## The request
Write out all the data again, exactly as it stands.

## Data supplied
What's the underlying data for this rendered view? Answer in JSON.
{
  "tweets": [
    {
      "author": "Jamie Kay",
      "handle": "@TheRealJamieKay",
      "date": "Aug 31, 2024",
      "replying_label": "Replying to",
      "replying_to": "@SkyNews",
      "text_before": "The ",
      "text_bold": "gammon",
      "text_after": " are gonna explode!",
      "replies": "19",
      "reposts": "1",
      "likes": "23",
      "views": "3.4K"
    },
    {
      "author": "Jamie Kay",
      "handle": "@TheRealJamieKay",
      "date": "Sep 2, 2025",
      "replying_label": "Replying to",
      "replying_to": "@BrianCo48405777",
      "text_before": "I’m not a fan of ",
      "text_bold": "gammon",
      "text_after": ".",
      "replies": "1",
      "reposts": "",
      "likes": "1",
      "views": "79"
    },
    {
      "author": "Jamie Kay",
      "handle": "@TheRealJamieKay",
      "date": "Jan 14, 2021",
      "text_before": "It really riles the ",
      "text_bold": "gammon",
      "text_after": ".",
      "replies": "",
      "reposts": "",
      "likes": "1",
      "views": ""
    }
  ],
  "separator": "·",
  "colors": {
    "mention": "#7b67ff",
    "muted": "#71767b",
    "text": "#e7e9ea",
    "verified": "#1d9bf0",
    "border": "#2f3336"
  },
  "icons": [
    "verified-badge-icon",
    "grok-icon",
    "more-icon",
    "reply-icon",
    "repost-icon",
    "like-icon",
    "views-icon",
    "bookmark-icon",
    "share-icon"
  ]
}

## Output of the task
What's the underlying data for this rendered view? Answer in JSON.
{
  "tweets": [
    {
      "author": "Jamie Kay",
      "handle": "@TheRealJamieKay",
      "date": "Aug 31, 2024",
      "replying_label": "Replying to",
      "replying_to": "@SkyNews",
      "text_before": "The ",
      "text_bold": "gammon",
      "text_after": " are gonna explode!",
      "replies": "19",
      "reposts": "1",
      "likes": "23",
      "views": "3.4K"
    },
    {
      "author": "Jamie Kay",
      "handle": "@TheRealJamieKay",
      "date": "Sep 2, 2025",
      "replying_label": "Replying to",
      "replying_to": "@BrianCo48405777",
      "text_before": "I’m not a fan of ",
      "text_bold": "gammon",
      "text_after": ".",
      "replies": "1",
      "reposts": "",
      "likes": "1",
      "views": "79"
    },
    {
      "author": "Jamie Kay",
      "handle": "@TheRealJamieKay",
      "date": "Jan 14, 2021",
      "text_before": "It really riles the ",
      "text_bold": "gammon",
      "text_after": ".",
      "replies": "",
      "reposts": "",
      "likes": "1",
      "views": ""
    }
  ],
  "separator": "·",
  "colors": {
    "mention": "#7b67ff",
    "muted": "#71767b",
    "text": "#e7e9ea",
    "verified": "#1d9bf0",
    "border": "#2f3336"
  },
  "icons": [
    "verified-badge-icon",
    "grok-icon",
    "more-icon",
    "reply-icon",
    "repost-icon",
    "like-icon",
    "views-icon",
    "bookmark-icon",
    "share-icon"
  ]
}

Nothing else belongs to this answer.